→ What is needed: Can you find the lines of the listing that include "free" and copy every one?

Stored entries:
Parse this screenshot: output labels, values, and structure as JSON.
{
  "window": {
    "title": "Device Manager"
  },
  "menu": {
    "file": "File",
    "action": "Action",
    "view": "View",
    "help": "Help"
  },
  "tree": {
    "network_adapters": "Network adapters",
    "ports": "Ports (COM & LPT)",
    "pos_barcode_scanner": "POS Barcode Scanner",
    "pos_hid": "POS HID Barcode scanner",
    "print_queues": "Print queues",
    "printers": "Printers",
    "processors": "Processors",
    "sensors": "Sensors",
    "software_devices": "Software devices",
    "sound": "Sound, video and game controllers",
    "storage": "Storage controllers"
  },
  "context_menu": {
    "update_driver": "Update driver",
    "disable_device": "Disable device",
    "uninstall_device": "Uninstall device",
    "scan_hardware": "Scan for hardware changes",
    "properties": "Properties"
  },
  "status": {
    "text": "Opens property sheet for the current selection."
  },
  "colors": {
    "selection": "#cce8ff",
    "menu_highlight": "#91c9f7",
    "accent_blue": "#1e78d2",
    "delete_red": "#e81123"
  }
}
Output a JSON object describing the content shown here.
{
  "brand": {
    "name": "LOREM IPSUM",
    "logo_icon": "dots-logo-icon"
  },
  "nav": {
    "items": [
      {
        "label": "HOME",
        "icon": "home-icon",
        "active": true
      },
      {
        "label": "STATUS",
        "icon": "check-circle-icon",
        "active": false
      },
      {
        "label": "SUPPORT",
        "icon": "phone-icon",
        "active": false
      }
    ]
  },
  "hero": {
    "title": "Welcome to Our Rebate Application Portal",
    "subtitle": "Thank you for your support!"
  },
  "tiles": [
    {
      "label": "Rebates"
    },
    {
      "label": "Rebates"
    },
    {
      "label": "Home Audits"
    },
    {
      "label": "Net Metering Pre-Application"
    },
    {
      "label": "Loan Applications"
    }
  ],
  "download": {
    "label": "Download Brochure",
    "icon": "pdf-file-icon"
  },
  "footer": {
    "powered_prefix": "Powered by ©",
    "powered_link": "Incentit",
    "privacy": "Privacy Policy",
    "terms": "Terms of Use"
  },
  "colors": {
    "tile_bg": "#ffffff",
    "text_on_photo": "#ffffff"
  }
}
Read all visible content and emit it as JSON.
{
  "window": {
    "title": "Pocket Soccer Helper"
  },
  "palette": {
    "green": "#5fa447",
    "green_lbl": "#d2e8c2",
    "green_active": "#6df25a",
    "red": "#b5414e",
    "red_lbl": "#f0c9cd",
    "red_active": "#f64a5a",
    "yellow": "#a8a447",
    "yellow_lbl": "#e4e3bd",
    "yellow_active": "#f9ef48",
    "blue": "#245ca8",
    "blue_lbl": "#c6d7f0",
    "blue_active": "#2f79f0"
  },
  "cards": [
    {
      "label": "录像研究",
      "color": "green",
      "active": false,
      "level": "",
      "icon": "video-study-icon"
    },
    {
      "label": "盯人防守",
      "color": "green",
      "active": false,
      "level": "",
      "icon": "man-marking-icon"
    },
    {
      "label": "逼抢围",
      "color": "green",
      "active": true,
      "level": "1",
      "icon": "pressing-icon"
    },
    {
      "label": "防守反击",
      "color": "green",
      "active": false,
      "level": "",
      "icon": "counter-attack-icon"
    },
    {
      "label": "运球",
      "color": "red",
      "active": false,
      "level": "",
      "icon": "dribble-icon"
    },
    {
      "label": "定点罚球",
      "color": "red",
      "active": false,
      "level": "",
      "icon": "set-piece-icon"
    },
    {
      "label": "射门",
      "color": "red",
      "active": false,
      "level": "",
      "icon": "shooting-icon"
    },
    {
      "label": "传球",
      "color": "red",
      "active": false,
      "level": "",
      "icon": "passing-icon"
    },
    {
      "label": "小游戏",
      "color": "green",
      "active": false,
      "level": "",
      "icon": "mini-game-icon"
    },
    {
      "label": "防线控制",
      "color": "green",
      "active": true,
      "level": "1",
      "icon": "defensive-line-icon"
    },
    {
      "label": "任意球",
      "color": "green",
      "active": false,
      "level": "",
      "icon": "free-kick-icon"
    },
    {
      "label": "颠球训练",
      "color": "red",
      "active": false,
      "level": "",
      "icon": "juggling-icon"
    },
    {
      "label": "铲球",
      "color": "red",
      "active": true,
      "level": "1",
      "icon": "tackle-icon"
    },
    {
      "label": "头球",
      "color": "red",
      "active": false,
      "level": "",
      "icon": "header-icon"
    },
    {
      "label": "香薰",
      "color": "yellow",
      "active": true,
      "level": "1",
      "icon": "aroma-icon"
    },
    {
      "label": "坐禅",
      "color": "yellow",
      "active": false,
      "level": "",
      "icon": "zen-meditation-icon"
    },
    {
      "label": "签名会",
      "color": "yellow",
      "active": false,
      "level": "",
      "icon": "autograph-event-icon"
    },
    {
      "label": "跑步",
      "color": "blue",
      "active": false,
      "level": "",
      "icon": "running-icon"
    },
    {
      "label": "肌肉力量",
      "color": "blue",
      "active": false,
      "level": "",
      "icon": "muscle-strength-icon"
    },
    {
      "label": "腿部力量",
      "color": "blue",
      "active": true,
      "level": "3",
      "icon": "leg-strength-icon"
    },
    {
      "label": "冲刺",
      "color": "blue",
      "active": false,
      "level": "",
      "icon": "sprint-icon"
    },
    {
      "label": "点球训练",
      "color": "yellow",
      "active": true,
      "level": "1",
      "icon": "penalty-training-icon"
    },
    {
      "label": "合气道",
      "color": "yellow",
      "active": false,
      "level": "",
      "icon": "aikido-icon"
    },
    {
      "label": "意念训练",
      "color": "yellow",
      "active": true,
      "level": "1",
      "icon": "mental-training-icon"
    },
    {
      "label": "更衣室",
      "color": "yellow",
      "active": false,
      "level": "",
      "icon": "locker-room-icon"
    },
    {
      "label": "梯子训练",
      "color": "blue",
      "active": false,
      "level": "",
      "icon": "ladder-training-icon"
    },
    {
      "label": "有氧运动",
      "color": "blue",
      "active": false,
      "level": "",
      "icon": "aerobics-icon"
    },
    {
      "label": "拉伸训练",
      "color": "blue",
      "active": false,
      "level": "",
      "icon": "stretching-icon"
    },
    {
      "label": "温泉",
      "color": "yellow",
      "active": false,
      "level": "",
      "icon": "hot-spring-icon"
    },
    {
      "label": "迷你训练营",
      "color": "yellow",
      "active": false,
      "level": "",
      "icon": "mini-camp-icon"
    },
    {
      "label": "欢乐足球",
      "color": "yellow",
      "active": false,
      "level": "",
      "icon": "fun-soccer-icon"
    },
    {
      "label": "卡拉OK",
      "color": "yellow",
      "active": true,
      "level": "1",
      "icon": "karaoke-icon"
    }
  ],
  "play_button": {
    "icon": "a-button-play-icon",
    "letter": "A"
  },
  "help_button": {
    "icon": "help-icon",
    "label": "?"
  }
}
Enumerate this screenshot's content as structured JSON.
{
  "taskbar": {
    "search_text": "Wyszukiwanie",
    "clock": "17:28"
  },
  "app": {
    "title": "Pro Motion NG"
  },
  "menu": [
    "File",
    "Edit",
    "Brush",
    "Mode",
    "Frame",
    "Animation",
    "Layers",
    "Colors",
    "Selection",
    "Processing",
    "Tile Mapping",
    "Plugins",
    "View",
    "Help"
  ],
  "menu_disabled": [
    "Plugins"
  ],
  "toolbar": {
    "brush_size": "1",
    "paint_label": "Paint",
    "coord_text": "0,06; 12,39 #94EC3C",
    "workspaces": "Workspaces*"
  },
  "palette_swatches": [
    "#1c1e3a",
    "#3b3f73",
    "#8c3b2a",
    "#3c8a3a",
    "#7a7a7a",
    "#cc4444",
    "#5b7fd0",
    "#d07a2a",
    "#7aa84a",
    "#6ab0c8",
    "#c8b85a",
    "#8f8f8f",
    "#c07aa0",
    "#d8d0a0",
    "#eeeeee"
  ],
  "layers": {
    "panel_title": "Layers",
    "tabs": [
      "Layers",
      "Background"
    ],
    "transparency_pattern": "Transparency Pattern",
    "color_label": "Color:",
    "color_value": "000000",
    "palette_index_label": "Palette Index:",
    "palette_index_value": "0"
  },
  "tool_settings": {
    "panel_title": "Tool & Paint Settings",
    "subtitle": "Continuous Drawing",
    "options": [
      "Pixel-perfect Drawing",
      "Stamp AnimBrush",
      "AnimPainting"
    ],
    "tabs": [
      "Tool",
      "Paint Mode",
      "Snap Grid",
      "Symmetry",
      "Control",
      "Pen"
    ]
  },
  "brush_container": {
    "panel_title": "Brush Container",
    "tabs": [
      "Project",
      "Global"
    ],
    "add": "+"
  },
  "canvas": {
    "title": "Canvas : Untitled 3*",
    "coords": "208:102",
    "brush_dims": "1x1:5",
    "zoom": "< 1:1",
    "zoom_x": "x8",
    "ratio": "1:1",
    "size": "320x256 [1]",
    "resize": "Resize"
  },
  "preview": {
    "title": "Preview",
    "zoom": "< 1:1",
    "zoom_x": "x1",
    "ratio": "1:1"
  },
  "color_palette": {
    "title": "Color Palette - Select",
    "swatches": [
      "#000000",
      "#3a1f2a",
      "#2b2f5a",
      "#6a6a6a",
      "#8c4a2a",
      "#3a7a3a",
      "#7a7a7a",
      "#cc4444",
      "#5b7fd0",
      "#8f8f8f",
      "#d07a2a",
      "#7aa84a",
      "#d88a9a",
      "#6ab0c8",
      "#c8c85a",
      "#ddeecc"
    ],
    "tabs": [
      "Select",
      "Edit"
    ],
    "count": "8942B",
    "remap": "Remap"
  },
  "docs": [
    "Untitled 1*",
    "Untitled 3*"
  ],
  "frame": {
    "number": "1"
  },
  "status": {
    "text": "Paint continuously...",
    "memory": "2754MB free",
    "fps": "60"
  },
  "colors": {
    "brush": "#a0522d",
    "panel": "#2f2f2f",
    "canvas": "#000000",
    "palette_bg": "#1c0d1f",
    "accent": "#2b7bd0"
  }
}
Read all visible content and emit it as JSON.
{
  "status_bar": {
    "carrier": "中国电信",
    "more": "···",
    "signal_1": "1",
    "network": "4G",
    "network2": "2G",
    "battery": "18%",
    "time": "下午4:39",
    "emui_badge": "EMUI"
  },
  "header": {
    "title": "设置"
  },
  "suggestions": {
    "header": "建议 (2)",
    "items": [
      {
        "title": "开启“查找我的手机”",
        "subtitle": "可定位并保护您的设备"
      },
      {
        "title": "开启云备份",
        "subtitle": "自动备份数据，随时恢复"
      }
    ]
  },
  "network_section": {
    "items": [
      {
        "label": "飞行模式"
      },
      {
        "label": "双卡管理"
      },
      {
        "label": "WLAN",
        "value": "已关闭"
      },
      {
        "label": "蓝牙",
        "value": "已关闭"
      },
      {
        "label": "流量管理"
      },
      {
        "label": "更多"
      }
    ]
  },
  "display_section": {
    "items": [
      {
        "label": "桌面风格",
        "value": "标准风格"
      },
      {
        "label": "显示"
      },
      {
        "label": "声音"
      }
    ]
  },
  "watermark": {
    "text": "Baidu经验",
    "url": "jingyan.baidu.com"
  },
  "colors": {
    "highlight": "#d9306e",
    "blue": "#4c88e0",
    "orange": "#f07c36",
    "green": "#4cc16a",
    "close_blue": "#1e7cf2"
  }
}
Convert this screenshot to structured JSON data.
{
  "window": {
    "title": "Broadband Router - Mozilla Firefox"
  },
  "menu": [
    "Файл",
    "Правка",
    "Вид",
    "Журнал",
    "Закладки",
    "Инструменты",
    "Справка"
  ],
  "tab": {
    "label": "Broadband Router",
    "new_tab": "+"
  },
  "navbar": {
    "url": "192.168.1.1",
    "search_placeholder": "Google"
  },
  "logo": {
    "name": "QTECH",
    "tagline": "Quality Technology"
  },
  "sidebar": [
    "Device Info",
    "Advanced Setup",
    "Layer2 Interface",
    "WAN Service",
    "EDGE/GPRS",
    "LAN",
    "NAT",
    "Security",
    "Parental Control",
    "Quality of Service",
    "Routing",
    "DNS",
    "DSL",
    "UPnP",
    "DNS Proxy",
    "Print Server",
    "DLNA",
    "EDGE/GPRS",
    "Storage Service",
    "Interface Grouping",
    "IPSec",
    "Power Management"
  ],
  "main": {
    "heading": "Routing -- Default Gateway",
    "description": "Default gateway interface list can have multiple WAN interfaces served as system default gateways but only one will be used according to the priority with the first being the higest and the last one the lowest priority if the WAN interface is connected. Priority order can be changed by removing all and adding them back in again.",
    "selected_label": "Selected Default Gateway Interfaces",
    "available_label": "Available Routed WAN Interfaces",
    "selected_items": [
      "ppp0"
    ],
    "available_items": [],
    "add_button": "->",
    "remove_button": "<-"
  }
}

→ Reply:
      "icon": "free-kick-icon"
    "memory": "2754MB free",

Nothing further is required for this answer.